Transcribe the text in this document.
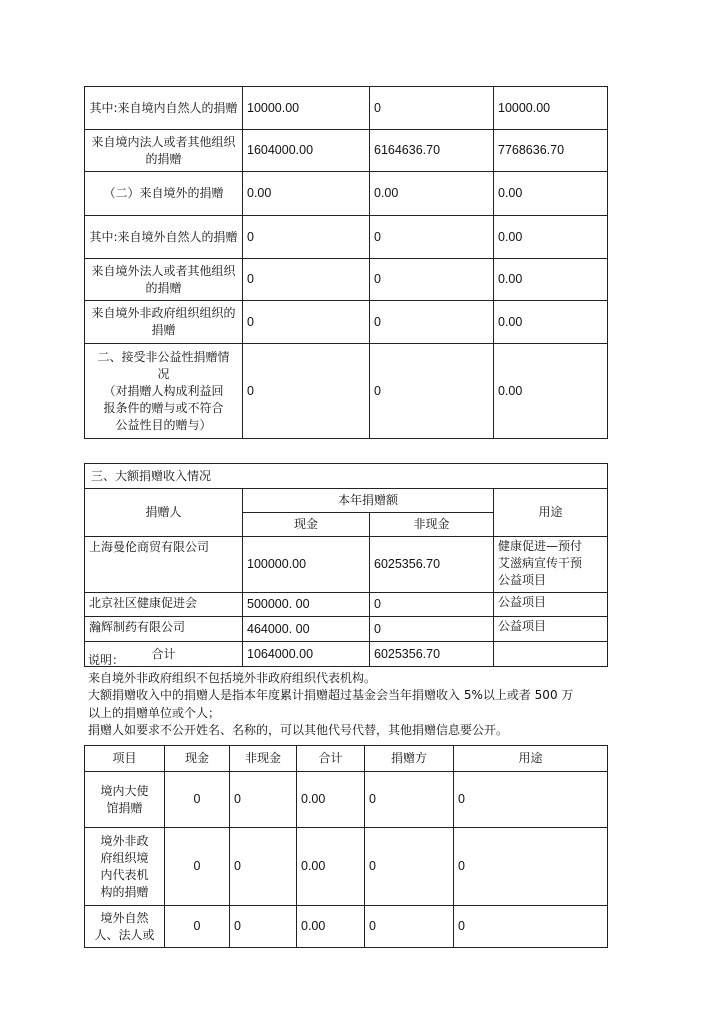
其中:来自境内自然人的捐赠	10000.00	0	10000.00
来自境内法人或者其他组织的捐赠	1604000.00	6164636.70	7768636.70
（二）来自境外的捐赠	0.00	0.00	0.00
其中:来自境外自然人的捐赠	0	0	0.00
来自境外法人或者其他组织的捐赠	0	0	0.00
来自境外非政府组织组织的捐赠	0	0	0.00

二、接受非公益性捐赠情
况
（对捐赠人构成利益回
报条件的赠与或不符合
公益性目的赠与）	0	0	0.00
三、大额捐赠收入情况			
捐赠人	本年捐赠额		用途
	现金	非现金	
上海曼伦商贸有限公司	100000.00	6025356.70	健康促进—预付
艾滋病宣传干预
公益项目

北京社区健康促进会	500000. 00	0	公益项目

瀚辉制药有限公司	464000. 00	0	公益项目

合计	1064000.00	6025356.70	
说明：
来自境外非政府组织不包括境外非政府组织代表机构。
大额捐赠收入中的捐赠人是指本年度累计捐赠超过基金会当年捐赠收入 5%以上或者 500 万
以上的捐赠单位或个人；
捐赠人如要求不公开姓名、名称的，可以其他代号代替，其他捐赠信息要公开。
项目	现金	非现金	合计	捐赠方	用途

境内大使
馆捐赠	0	0	0.00	0	0

境外非政
府组织境
内代表机
构的捐赠	0	0	0.00	0	0

境外自然
人、法人或	0	0	0.00	0	0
------
◆ **THE REQUEST**:
Quote in full the listing given above; the images are to be left out.

◆ **ANSWER BELOW**:
Transcribe the text in this document.
其中:来自境内自然人的捐赠	10000.00	0	10000.00
来自境内法人或者其他组织的捐赠	1604000.00	6164636.70	7768636.70
（二）来自境外的捐赠	0.00	0.00	0.00
其中:来自境外自然人的捐赠	0	0	0.00
来自境外法人或者其他组织的捐赠	0	0	0.00
来自境外非政府组织组织的捐赠	0	0	0.00

二、接受非公益性捐赠情
况
（对捐赠人构成利益回
报条件的赠与或不符合
公益性目的赠与）	0	0	0.00
三、大额捐赠收入情况			
捐赠人	本年捐赠额		用途
	现金	非现金	
上海曼伦商贸有限公司	100000.00	6025356.70	健康促进—预付
艾滋病宣传干预
公益项目

北京社区健康促进会	500000. 00	0	公益项目

瀚辉制药有限公司	464000. 00	0	公益项目

合计	1064000.00	6025356.70	
说明：
来自境外非政府组织不包括境外非政府组织代表机构。
大额捐赠收入中的捐赠人是指本年度累计捐赠超过基金会当年捐赠收入 5%以上或者 500 万
以上的捐赠单位或个人；
捐赠人如要求不公开姓名、名称的，可以其他代号代替，其他捐赠信息要公开。
项目	现金	非现金	合计	捐赠方	用途

境内大使
馆捐赠	0	0	0.00	0	0

境外非政
府组织境
内代表机
构的捐赠	0	0	0.00	0	0

境外自然
人、法人或	0	0	0.00	0	0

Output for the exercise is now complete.